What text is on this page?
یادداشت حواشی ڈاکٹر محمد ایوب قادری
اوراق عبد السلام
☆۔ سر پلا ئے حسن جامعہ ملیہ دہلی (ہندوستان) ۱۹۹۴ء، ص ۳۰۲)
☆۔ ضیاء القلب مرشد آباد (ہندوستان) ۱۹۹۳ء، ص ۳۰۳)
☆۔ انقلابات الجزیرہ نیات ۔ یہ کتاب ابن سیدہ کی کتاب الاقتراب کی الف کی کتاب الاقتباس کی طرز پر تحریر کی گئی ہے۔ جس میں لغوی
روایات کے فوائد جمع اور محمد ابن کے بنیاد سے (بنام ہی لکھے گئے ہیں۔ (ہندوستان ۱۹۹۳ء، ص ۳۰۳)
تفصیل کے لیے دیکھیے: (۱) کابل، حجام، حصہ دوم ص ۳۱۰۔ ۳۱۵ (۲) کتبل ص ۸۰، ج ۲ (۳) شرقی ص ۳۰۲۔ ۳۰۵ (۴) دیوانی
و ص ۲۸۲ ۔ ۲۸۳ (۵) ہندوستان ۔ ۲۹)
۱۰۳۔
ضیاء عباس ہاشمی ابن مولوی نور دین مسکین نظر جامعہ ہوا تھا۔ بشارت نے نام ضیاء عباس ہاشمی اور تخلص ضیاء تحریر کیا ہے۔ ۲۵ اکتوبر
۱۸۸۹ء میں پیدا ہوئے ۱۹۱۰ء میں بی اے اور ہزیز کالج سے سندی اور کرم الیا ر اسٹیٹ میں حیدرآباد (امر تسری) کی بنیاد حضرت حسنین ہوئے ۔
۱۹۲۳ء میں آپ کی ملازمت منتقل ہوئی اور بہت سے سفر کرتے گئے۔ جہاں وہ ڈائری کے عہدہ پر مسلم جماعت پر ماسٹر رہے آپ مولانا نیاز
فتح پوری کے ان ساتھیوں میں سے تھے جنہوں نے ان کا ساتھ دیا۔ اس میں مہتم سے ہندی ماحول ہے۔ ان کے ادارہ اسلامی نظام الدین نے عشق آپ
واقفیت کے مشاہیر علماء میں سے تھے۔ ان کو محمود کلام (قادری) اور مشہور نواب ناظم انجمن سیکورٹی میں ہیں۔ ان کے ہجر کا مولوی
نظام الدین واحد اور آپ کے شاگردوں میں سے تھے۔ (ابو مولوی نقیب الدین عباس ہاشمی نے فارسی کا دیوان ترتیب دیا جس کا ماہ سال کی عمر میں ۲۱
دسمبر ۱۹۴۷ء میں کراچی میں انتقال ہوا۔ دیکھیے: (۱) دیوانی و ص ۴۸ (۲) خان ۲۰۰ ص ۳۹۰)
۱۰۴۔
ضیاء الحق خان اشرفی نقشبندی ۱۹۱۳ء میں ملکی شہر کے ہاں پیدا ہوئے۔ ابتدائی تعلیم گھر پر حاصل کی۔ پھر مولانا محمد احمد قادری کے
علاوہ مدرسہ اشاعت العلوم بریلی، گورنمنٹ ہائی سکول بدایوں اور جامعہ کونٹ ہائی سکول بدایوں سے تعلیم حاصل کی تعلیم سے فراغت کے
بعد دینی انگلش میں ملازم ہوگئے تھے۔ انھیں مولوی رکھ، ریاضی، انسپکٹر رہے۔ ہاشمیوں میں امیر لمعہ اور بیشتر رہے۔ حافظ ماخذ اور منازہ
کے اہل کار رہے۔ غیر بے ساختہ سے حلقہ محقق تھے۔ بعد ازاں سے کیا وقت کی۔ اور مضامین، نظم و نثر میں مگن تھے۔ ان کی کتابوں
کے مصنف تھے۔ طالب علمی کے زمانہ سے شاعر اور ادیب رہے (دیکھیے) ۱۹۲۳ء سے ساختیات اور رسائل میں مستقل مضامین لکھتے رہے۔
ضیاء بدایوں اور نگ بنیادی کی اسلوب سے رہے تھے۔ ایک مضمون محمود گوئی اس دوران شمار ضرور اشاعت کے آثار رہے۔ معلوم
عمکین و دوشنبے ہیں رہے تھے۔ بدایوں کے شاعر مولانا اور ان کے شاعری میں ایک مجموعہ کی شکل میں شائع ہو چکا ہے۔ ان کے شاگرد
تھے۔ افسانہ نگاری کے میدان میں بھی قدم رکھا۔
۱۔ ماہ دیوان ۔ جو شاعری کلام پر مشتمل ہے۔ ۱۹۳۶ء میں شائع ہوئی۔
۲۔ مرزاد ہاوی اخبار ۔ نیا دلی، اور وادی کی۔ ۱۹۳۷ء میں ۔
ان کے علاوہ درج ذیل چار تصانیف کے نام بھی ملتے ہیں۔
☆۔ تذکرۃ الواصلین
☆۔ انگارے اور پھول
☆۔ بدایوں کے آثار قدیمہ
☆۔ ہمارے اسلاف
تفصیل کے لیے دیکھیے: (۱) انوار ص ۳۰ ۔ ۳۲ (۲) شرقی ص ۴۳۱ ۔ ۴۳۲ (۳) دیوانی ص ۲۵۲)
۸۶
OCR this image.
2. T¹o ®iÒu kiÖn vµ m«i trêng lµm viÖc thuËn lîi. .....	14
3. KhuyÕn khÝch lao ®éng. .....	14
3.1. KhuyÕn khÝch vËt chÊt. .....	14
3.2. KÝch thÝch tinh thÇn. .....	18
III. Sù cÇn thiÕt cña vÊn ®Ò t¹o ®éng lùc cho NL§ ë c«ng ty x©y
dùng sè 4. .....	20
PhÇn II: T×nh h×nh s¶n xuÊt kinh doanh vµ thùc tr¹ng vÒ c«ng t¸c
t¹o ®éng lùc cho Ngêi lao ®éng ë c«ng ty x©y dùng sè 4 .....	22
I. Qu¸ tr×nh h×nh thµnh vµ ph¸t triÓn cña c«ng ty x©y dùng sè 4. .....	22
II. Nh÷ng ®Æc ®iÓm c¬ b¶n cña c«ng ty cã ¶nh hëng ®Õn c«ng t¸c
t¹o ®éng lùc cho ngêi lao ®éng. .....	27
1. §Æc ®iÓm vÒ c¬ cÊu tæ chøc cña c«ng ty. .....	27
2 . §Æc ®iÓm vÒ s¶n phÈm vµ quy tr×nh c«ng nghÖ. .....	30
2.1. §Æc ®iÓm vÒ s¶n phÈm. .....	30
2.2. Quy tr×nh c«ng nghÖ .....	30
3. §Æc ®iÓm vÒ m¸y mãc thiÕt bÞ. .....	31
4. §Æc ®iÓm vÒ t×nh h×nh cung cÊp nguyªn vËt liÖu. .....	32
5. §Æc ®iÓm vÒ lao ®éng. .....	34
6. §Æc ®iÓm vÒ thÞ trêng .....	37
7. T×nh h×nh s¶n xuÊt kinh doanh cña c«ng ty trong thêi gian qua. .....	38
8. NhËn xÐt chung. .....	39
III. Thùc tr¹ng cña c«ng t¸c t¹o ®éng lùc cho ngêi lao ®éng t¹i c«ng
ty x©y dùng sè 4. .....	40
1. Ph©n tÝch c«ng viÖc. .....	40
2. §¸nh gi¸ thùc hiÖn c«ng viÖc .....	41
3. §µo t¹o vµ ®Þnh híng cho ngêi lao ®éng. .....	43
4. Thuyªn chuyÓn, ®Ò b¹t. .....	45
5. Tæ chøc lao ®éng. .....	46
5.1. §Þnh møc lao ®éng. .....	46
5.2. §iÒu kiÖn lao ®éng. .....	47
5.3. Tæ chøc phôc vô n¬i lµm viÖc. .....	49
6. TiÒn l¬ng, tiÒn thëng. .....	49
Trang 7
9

+---+

Copy the records above exactly.

▶ **RESULT OF THIS EXERCISE**:
What text is on this page?
یادداشت حواشی ڈاکٹر محمد ایوب قادری
اوراق عبد السلام
☆۔ سر پلا ئے حسن جامعہ ملیہ دہلی (ہندوستان) ۱۹۹۴ء، ص ۳۰۲)
☆۔ ضیاء القلب مرشد آباد (ہندوستان) ۱۹۹۳ء، ص ۳۰۳)
☆۔ انقلابات الجزیرہ نیات ۔ یہ کتاب ابن سیدہ کی کتاب الاقتراب کی الف کی کتاب الاقتباس کی طرز پر تحریر کی گئی ہے۔ جس میں لغوی
روایات کے فوائد جمع اور محمد ابن کے بنیاد سے (بنام ہی لکھے گئے ہیں۔ (ہندوستان ۱۹۹۳ء، ص ۳۰۳)
تفصیل کے لیے دیکھیے: (۱) کابل، حجام، حصہ دوم ص ۳۱۰۔ ۳۱۵ (۲) کتبل ص ۸۰، ج ۲ (۳) شرقی ص ۳۰۲۔ ۳۰۵ (۴) دیوانی
و ص ۲۸۲ ۔ ۲۸۳ (۵) ہندوستان ۔ ۲۹)
۱۰۳۔
ضیاء عباس ہاشمی ابن مولوی نور دین مسکین نظر جامعہ ہوا تھا۔ بشارت نے نام ضیاء عباس ہاشمی اور تخلص ضیاء تحریر کیا ہے۔ ۲۵ اکتوبر
۱۸۸۹ء میں پیدا ہوئے ۱۹۱۰ء میں بی اے اور ہزیز کالج سے سندی اور کرم الیا ر اسٹیٹ میں حیدرآباد (امر تسری) کی بنیاد حضرت حسنین ہوئے ۔
۱۹۲۳ء میں آپ کی ملازمت منتقل ہوئی اور بہت سے سفر کرتے گئے۔ جہاں وہ ڈائری کے عہدہ پر مسلم جماعت پر ماسٹر رہے آپ مولانا نیاز
فتح پوری کے ان ساتھیوں میں سے تھے جنہوں نے ان کا ساتھ دیا۔ اس میں مہتم سے ہندی ماحول ہے۔ ان کے ادارہ اسلامی نظام الدین نے عشق آپ
واقفیت کے مشاہیر علماء میں سے تھے۔ ان کو محمود کلام (قادری) اور مشہور نواب ناظم انجمن سیکورٹی میں ہیں۔ ان کے ہجر کا مولوی
نظام الدین واحد اور آپ کے شاگردوں میں سے تھے۔ (ابو مولوی نقیب الدین عباس ہاشمی نے فارسی کا دیوان ترتیب دیا جس کا ماہ سال کی عمر میں ۲۱
دسمبر ۱۹۴۷ء میں کراچی میں انتقال ہوا۔ دیکھیے: (۱) دیوانی و ص ۴۸ (۲) خان ۲۰۰ ص ۳۹۰)
۱۰۴۔
ضیاء الحق خان اشرفی نقشبندی ۱۹۱۳ء میں ملکی شہر کے ہاں پیدا ہوئے۔ ابتدائی تعلیم گھر پر حاصل کی۔ پھر مولانا محمد احمد قادری کے
علاوہ مدرسہ اشاعت العلوم بریلی، گورنمنٹ ہائی سکول بدایوں اور جامعہ کونٹ ہائی سکول بدایوں سے تعلیم حاصل کی تعلیم سے فراغت کے
بعد دینی انگلش میں ملازم ہوگئے تھے۔ انھیں مولوی رکھ، ریاضی، انسپکٹر رہے۔ ہاشمیوں میں امیر لمعہ اور بیشتر رہے۔ حافظ ماخذ اور منازہ
کے اہل کار رہے۔ غیر بے ساختہ سے حلقہ محقق تھے۔ بعد ازاں سے کیا وقت کی۔ اور مضامین، نظم و نثر میں مگن تھے۔ ان کی کتابوں
کے مصنف تھے۔ طالب علمی کے زمانہ سے شاعر اور ادیب رہے (دیکھیے) ۱۹۲۳ء سے ساختیات اور رسائل میں مستقل مضامین لکھتے رہے۔
ضیاء بدایوں اور نگ بنیادی کی اسلوب سے رہے تھے۔ ایک مضمون محمود گوئی اس دوران شمار ضرور اشاعت کے آثار رہے۔ معلوم
عمکین و دوشنبے ہیں رہے تھے۔ بدایوں کے شاعر مولانا اور ان کے شاعری میں ایک مجموعہ کی شکل میں شائع ہو چکا ہے۔ ان کے شاگرد
تھے۔ افسانہ نگاری کے میدان میں بھی قدم رکھا۔
۱۔ ماہ دیوان ۔ جو شاعری کلام پر مشتمل ہے۔ ۱۹۳۶ء میں شائع ہوئی۔
۲۔ مرزاد ہاوی اخبار ۔ نیا دلی، اور وادی کی۔ ۱۹۳۷ء میں ۔
ان کے علاوہ درج ذیل چار تصانیف کے نام بھی ملتے ہیں۔
☆۔ تذکرۃ الواصلین
☆۔ انگارے اور پھول
☆۔ بدایوں کے آثار قدیمہ
☆۔ ہمارے اسلاف
تفصیل کے لیے دیکھیے: (۱) انوار ص ۳۰ ۔ ۳۲ (۲) شرقی ص ۴۳۱ ۔ ۴۳۲ (۳) دیوانی ص ۲۵۲)
۸۶
OCR this image.
2. T¹o ®iÒu kiÖn vµ m«i trêng lµm viÖc thuËn lîi. .....	14
3. KhuyÕn khÝch lao ®éng. .....	14
3.1. KhuyÕn khÝch vËt chÊt. .....	14
3.2. KÝch thÝch tinh thÇn. .....	18
III. Sù cÇn thiÕt cña vÊn ®Ò t¹o ®éng lùc cho NL§ ë c«ng ty x©y
dùng sè 4. .....	20
PhÇn II: T×nh h×nh s¶n xuÊt kinh doanh vµ thùc tr¹ng vÒ c«ng t¸c
t¹o ®éng lùc cho Ngêi lao ®éng ë c«ng ty x©y dùng sè 4 .....	22
I. Qu¸ tr×nh h×nh thµnh vµ ph¸t triÓn cña c«ng ty x©y dùng sè 4. .....	22
II. Nh÷ng ®Æc ®iÓm c¬ b¶n cña c«ng ty cã ¶nh hëng ®Õn c«ng t¸c
t¹o ®éng lùc cho ngêi lao ®éng. .....	27
1. §Æc ®iÓm vÒ c¬ cÊu tæ chøc cña c«ng ty. .....	27
2 . §Æc ®iÓm vÒ s¶n phÈm vµ quy tr×nh c«ng nghÖ. .....	30
2.1. §Æc ®iÓm vÒ s¶n phÈm. .....	30
2.2. Quy tr×nh c«ng nghÖ .....	30
3. §Æc ®iÓm vÒ m¸y mãc thiÕt bÞ. .....	31
4. §Æc ®iÓm vÒ t×nh h×nh cung cÊp nguyªn vËt liÖu. .....	32
5. §Æc ®iÓm vÒ lao ®éng. .....	34
6. §Æc ®iÓm vÒ thÞ trêng .....	37
7. T×nh h×nh s¶n xuÊt kinh doanh cña c«ng ty trong thêi gian qua. .....	38
8. NhËn xÐt chung. .....	39
III. Thùc tr¹ng cña c«ng t¸c t¹o ®éng lùc cho ngêi lao ®éng t¹i c«ng
ty x©y dùng sè 4. .....	40
1. Ph©n tÝch c«ng viÖc. .....	40
2. §¸nh gi¸ thùc hiÖn c«ng viÖc .....	41
3. §µo t¹o vµ ®Þnh híng cho ngêi lao ®éng. .....	43
4. Thuyªn chuyÓn, ®Ò b¹t. .....	45
5. Tæ chøc lao ®éng. .....	46
5.1. §Þnh møc lao ®éng. .....	46
5.2. §iÒu kiÖn lao ®éng. .....	47
5.3. Tæ chøc phôc vô n¬i lµm viÖc. .....	49
6. TiÒn l¬ng, tiÒn thëng. .....	49
Trang 7
9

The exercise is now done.